**Goal:** Every line below that holds the string "ANALYSIS" should be copied out.

**The data:**

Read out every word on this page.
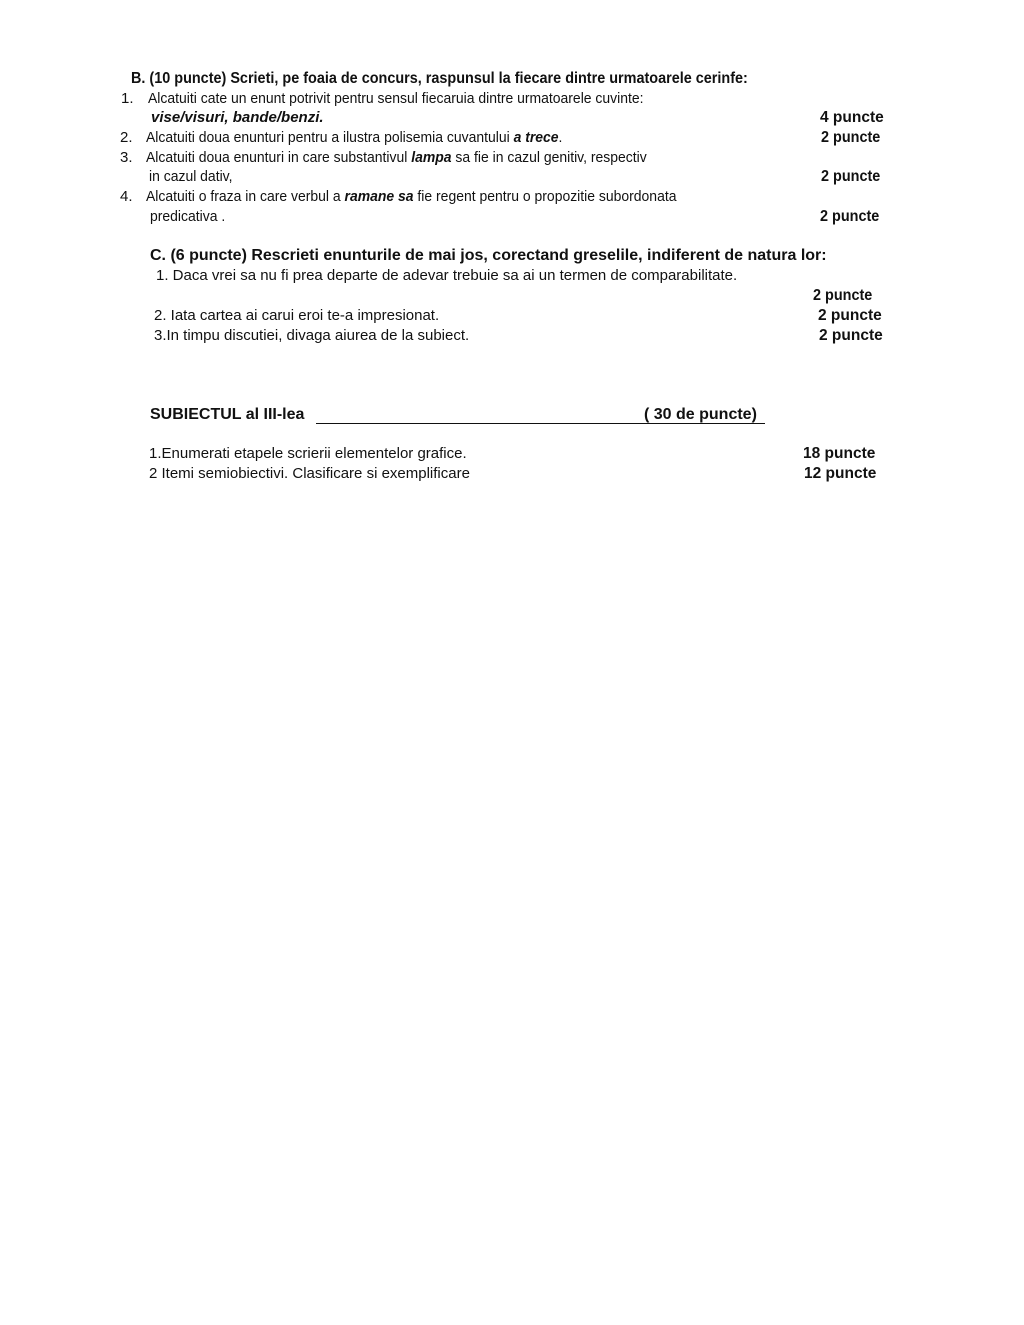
B. (10 puncte) Scrieti, pe foaia de concurs, raspunsul la fiecare dintre urmatoarele cerinfe:
1. Alcatuiti cate un enunt potrivit pentru sensul fiecaruia dintre urmatoarele cuvinte:
vise/visuri, bande/benzi.	4 puncte
2. Alcatuiti doua enunturi pentru a ilustra polisemia cuvantului a trece.	2 puncte
3. Alcatuiti doua enunturi in care substantivul lampa sa fie in cazul genitiv, respectiv
in cazul dativ,	2 puncte
4. Alcatuiti o fraza in care verbul a ramane sa fie regent pentru o propozitie subordonata
predicativa .	2 puncte
C. (6 puncte) Rescrieti enunturile de mai jos, corectand greselile, indiferent de natura lor:
1. Daca vrei sa nu fi prea departe de adevar trebuie sa ai un termen de comparabilitate.
2 puncte
2. Iata cartea ai carui eroi te-a impresionat.	2 puncte
3.In timpu discutiei, divaga aiurea de la subiect.	2 puncte
SUBIECTUL al III-lea	( 30 de puncte)
1.Enumerati etapele scrierii elementelor grafice.	18 puncte
2 Itemi semiobiectivi. Clasificare si exemplificare	12 puncte
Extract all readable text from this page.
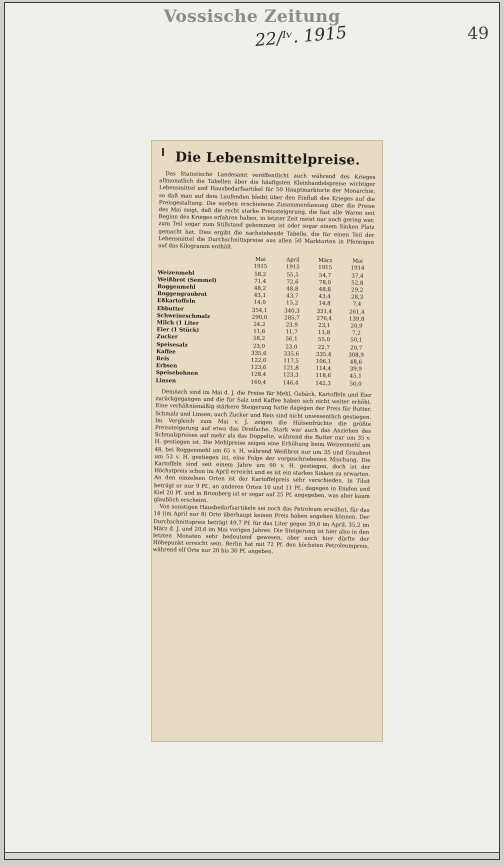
Vossische Zeitung
22/ᴵᵛ. 1915	49
Die Lebensmittelpreise.

Das Statistische Landesamt veröffentlicht auch während des Krieges allmonatlich die Tabellen über die häufigsten Kleinhandelspreise wichtiger Lebensmittel und Hausbedarfsartikel für 50 Hauptmarktorte der Monarchie, so daß man auf dem Laufenden bleibt über den Einfluß des Krieges auf die Preisgestaltung. Die soeben erschienene Zusammenfassung über die Preise des Mai zeigt, daß die recht starke Preissteigerung, die fast alle Waren seit Beginn des Krieges erfahren haben, in letzter Zeit meist nur noch gering war, zum Teil sogar zum Stillstand gekommen ist oder sogar einem Sinken Platz gemacht hat. Dies ergibt die nachstehende Tabelle, die für einen Teil der Lebensmittel die Durchschnittspreise aus allen 50 Marktorten in Pfennigen auf das Kilogramm enthält.

	Mai	April	März	Mai
	1915	1915	1915	1914
Weizenmehl	58,2	55,5	54,7	37,4
Weißbrot (Semmel)	71,4	72,6	78,0	52,8
Roggenmehl	48,2	48,8	48,8	29,2
Roggengraubrot	43,1	43,7	43,4	28,3
Eßkartoffeln	14,0	15,2	14,8	7,4
Ebbutter	354,1	340,3	331,4	261,4
Schweineschmalz	290,0	285,7	276,4	139,8
Milch (1 Liter	24,2	23,9	23,1	20,9
Eier (1 Stück)	11,6	11,7	11,8	7,2
Zucker	58,2	56,1	55,0	50,1
Speisesalz	23,0	23,0	22,7	20,7
Kaffee	335,6	335,6	335,4	308,9
Reis	122,0	117,5	106,1	48,6
Erbsen	123,6	121,8	114,4	39,9
Speisebohnen	128,4	123,3	118,6	45,1
Linsen	160,4	146,4	142,3	50,0

Demnach sind im Mai d. J. die Preise für Mehl, Gebäck, Kartoffeln und Eier zurückgegangen und die für Salz und Kaffee haben sich nicht weiter erhöht. Eine verhältnismäßig stärkere Steigerung hatte dagegen der Preis für Butter, Schmalz und Linsen; auch Zucker und Reis sind nicht unwesentlich gestiegen. Im Vergleich zum Mai v. J. zeigen die Hülsenfrüchte die größte Preissteigerung auf etwa das Dreifache. Stark war auch das Anziehen des Schmalzpreises auf mehr als das Doppelte, während die Butter nur um 35 v. H. gestiegen ist. Die Mehlpreise zeigen eine Erhöhung beim Weizenmehl um 48, bei Roggenmehl um 65 v. H. während Weißbrot nur um 35 und Graubrot um 53 v. H. gestiegen ist, eine Folge der vorgeschriebenen Mischung. Die Kartoffeln sind seit einem Jahre um 90 v. H. gestiegen, doch ist der Höchstpreis schon im April erreicht und es ist ein starkes Sinken zu erwarten. An den einzelnen Orten ist der Kartoffelpreis sehr verschieden. In Tilsit beträgt er nur 9 Pf., an anderen Orten 10 und 11 Pf., dagegen in Emden und Kiel 20 Pf. und in Bromberg ist er sogar auf 25 Pf. angegeben, was aber kaum glaublich erscheint.

Von sonstigen Hausbedarfsartikeln sei noch das Petroleum erwähnt, für das 14 (im April nur 8) Orte überhaupt keinen Preis haben angeben können. Der Durchschnittspreis beträgt 49,7 Pf. für das Liter gegen 39,6 im April, 35,2 im März d. J. und 20,6 im Mai vorigen Jahres. Die Steigerung ist hier also in den letzten Monaten sehr bedeutend gewesen, aber auch hier dürfte der Höhepunkt erreicht sein. Berlin hat mit 72 Pf. den höchsten Petroleumpreis, während elf Orte nur 20 bis 30 Pf. angeben.
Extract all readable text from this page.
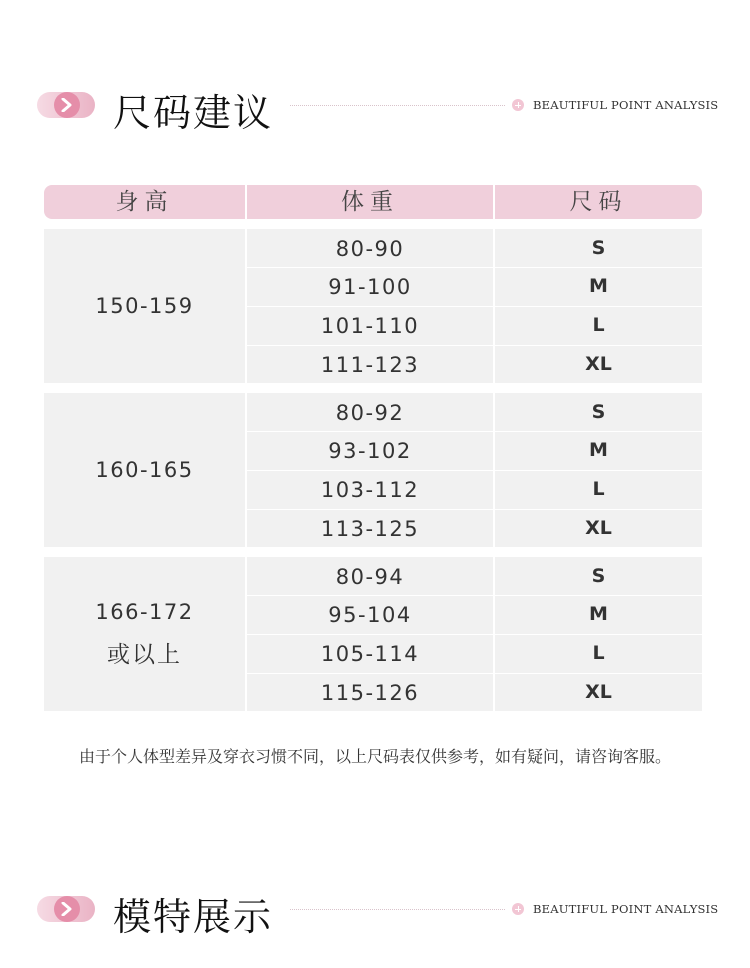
尺码建议	BEAUTIFUL POINT ANALYSIS
身高	体重	尺码
150-159
80-90	S
91-100	M
101-110	L
111-123	XL
160-165
80-92	S
93-102	M
103-112	L
113-125	XL
166-172
或以上
80-94	S
95-104	M
105-114	L
115-126	XL
由于个人体型差异及穿衣习惯不同，以上尺码表仅供参考，如有疑问，请咨询客服。
模特展示	BEAUTIFUL POINT ANALYSIS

**Finished exercise:**
尺码建议	BEAUTIFUL POINT ANALYSIS
模特展示	BEAUTIFUL POINT ANALYSIS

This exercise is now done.